▸ Listed records
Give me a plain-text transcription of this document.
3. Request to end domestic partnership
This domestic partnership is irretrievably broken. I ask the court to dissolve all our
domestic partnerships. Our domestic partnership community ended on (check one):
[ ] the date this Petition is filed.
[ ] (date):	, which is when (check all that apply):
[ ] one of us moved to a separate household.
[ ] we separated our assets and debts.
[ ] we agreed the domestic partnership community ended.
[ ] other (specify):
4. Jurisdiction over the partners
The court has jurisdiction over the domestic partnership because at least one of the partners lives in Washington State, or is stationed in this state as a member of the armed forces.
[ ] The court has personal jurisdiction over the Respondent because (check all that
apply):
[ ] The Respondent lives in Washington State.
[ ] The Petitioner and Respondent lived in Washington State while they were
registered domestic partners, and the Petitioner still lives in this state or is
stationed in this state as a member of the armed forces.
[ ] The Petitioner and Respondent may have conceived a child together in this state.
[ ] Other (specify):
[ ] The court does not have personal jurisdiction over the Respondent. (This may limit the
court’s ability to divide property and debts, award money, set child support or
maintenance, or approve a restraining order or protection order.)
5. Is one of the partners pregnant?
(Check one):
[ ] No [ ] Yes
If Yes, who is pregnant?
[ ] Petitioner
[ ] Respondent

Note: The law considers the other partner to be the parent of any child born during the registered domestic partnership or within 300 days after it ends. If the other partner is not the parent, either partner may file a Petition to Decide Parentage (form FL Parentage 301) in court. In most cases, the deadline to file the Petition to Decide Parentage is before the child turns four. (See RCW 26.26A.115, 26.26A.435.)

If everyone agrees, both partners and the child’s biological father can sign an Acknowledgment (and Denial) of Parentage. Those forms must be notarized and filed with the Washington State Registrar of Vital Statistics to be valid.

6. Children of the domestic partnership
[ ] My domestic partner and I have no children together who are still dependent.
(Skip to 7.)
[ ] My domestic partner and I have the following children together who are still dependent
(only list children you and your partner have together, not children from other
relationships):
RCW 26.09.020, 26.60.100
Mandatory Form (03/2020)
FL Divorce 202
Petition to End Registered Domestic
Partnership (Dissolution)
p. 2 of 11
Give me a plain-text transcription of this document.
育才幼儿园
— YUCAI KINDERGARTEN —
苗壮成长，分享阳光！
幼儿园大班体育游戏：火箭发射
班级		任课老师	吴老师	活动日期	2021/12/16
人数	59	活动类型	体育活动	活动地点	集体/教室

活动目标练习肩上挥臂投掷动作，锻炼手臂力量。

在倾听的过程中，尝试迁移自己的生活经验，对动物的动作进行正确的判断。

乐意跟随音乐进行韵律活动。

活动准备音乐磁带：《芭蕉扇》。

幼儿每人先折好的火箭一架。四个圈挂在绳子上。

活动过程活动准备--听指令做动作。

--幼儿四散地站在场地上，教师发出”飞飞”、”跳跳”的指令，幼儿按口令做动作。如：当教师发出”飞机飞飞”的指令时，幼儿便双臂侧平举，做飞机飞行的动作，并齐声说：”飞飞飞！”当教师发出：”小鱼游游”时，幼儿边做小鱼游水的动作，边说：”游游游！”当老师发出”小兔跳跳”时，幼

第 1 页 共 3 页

▸ Problem to solve
Write out the data exactly as it stands.

▸ Exercise result
Give me a plain-text transcription of this document.
3. Request to end domestic partnership
This domestic partnership is irretrievably broken. I ask the court to dissolve all our
domestic partnerships. Our domestic partnership community ended on (check one):
[ ] the date this Petition is filed.
[ ] (date):	, which is when (check all that apply):
[ ] one of us moved to a separate household.
[ ] we separated our assets and debts.
[ ] we agreed the domestic partnership community ended.
[ ] other (specify):
4. Jurisdiction over the partners
The court has jurisdiction over the domestic partnership because at least one of the partners lives in Washington State, or is stationed in this state as a member of the armed forces.
[ ] The court has personal jurisdiction over the Respondent because (check all that
apply):
[ ] The Respondent lives in Washington State.
[ ] The Petitioner and Respondent lived in Washington State while they were
registered domestic partners, and the Petitioner still lives in this state or is
stationed in this state as a member of the armed forces.
[ ] The Petitioner and Respondent may have conceived a child together in this state.
[ ] Other (specify):
[ ] The court does not have personal jurisdiction over the Respondent. (This may limit the
court’s ability to divide property and debts, award money, set child support or
maintenance, or approve a restraining order or protection order.)
5. Is one of the partners pregnant?
(Check one):
[ ] No [ ] Yes
If Yes, who is pregnant?
[ ] Petitioner
[ ] Respondent

Note: The law considers the other partner to be the parent of any child born during the registered domestic partnership or within 300 days after it ends. If the other partner is not the parent, either partner may file a Petition to Decide Parentage (form FL Parentage 301) in court. In most cases, the deadline to file the Petition to Decide Parentage is before the child turns four. (See RCW 26.26A.115, 26.26A.435.)

If everyone agrees, both partners and the child’s biological father can sign an Acknowledgment (and Denial) of Parentage. Those forms must be notarized and filed with the Washington State Registrar of Vital Statistics to be valid.

6. Children of the domestic partnership
[ ] My domestic partner and I have no children together who are still dependent.
(Skip to 7.)
[ ] My domestic partner and I have the following children together who are still dependent
(only list children you and your partner have together, not children from other
relationships):
RCW 26.09.020, 26.60.100
Mandatory Form (03/2020)
FL Divorce 202
Petition to End Registered Domestic
Partnership (Dissolution)
p. 2 of 11
Give me a plain-text transcription of this document.
育才幼儿园
— YUCAI KINDERGARTEN —
苗壮成长，分享阳光！
幼儿园大班体育游戏：火箭发射
班级		任课老师	吴老师	活动日期	2021/12/16
人数	59	活动类型	体育活动	活动地点	集体/教室

活动目标练习肩上挥臂投掷动作，锻炼手臂力量。

在倾听的过程中，尝试迁移自己的生活经验，对动物的动作进行正确的判断。

乐意跟随音乐进行韵律活动。

活动准备音乐磁带：《芭蕉扇》。

幼儿每人先折好的火箭一架。四个圈挂在绳子上。

活动过程活动准备--听指令做动作。

--幼儿四散地站在场地上，教师发出”飞飞”、”跳跳”的指令，幼儿按口令做动作。如：当教师发出”飞机飞飞”的指令时，幼儿便双臂侧平举，做飞机飞行的动作，并齐声说：”飞飞飞！”当教师发出：”小鱼游游”时，幼儿边做小鱼游水的动作，边说：”游游游！”当老师发出”小兔跳跳”时，幼

第 1 页 共 3 页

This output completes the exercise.